Instructions to follow :: Here are some records; copy every line that holds the word "生产地址".

───── Rows

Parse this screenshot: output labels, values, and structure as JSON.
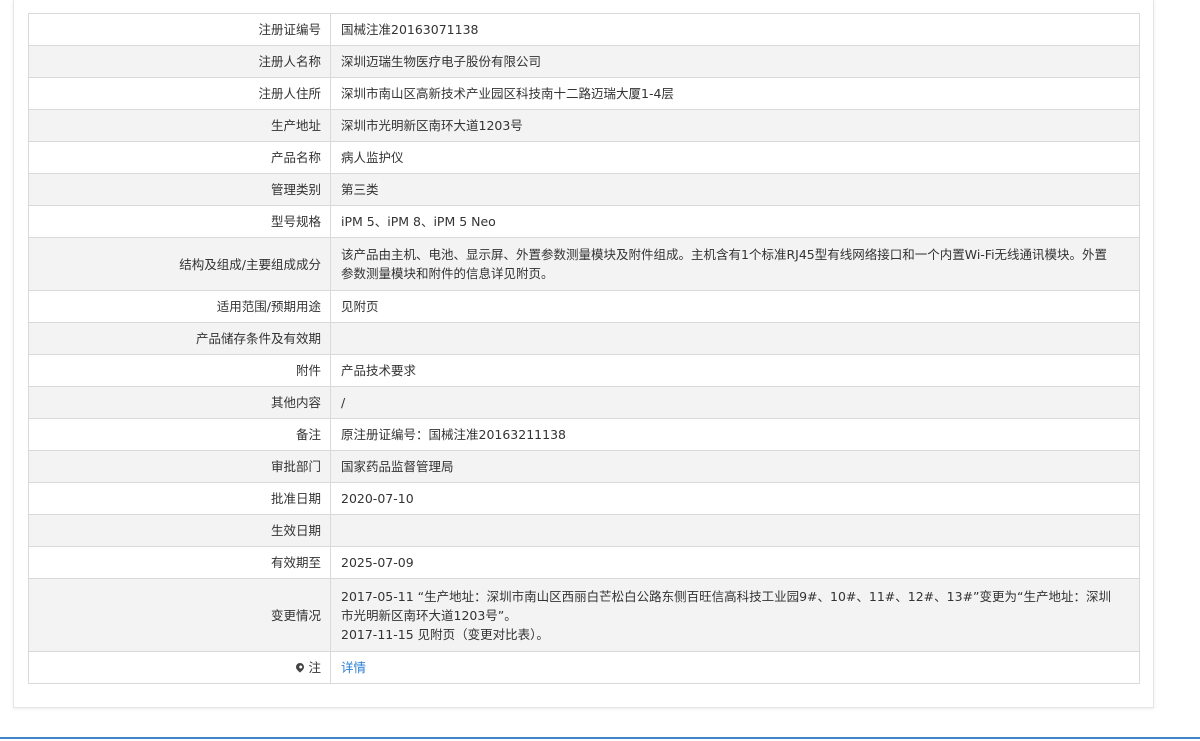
{
  "rows": [
    {
      "label": "注册证编号",
      "value": "国械注准20163071138"
    },
    {
      "label": "注册人名称",
      "value": "深圳迈瑞生物医疗电子股份有限公司"
    },
    {
      "label": "注册人住所",
      "value": "深圳市南山区高新技术产业园区科技南十二路迈瑞大厦1-4层"
    },
    {
      "label": "生产地址",
      "value": "深圳市光明新区南环大道1203号"
    },
    {
      "label": "产品名称",
      "value": "病人监护仪"
    },
    {
      "label": "管理类别",
      "value": "第三类"
    },
    {
      "label": "型号规格",
      "value": "iPM 5、iPM 8、iPM 5 Neo"
    },
    {
      "label": "结构及组成/主要组成成分",
      "value": "该产品由主机、电池、显示屏、外置参数测量模块及附件组成。主机含有1个标准RJ45型有线网络接口和一个内置Wi-Fi无线通讯模块。外置参数测量模块和附件的信息详见附页。"
    },
    {
      "label": "适用范围/预期用途",
      "value": "见附页"
    },
    {
      "label": "产品储存条件及有效期",
      "value": ""
    },
    {
      "label": "附件",
      "value": "产品技术要求"
    },
    {
      "label": "其他内容",
      "value": "/"
    },
    {
      "label": "备注",
      "value": "原注册证编号：国械注准20163211138"
    },
    {
      "label": "审批部门",
      "value": "国家药品监督管理局"
    },
    {
      "label": "批准日期",
      "value": "2020-07-10"
    },
    {
      "label": "生效日期",
      "value": ""
    },
    {
      "label": "有效期至",
      "value": "2025-07-09"
    },
    {
      "label": "变更情况",
      "value": "2017-05-11 “生产地址：深圳市南山区西丽白芒松白公路东侧百旺信高科技工业园9#、10#、11#、12#、13#”变更为“生产地址：深圳市光明新区南环大道1203号”。\n2017-11-15 见附页（变更对比表）。"
    }
  ],
  "note": {
    "label": "注",
    "icon": "map-pin-icon",
    "link_text": "详情"
  },
  "colors": {
    "link": "#2a7ed3",
    "border": "#d9d9d9",
    "stripe": "#f3f3f3",
    "footer_line": "#3f87c6"
  }
}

──────────

The result ::
      "label": "生产地址",
      "value": "2017-05-11 “生产地址：深圳市南山区西丽白芒松白公路东侧百旺信高科技工业园9#、10#、11#、12#、13#”变更为“生产地址：深圳市光明新区南环大道1203号”。\n2017-11-15 见附页（变更对比表）。"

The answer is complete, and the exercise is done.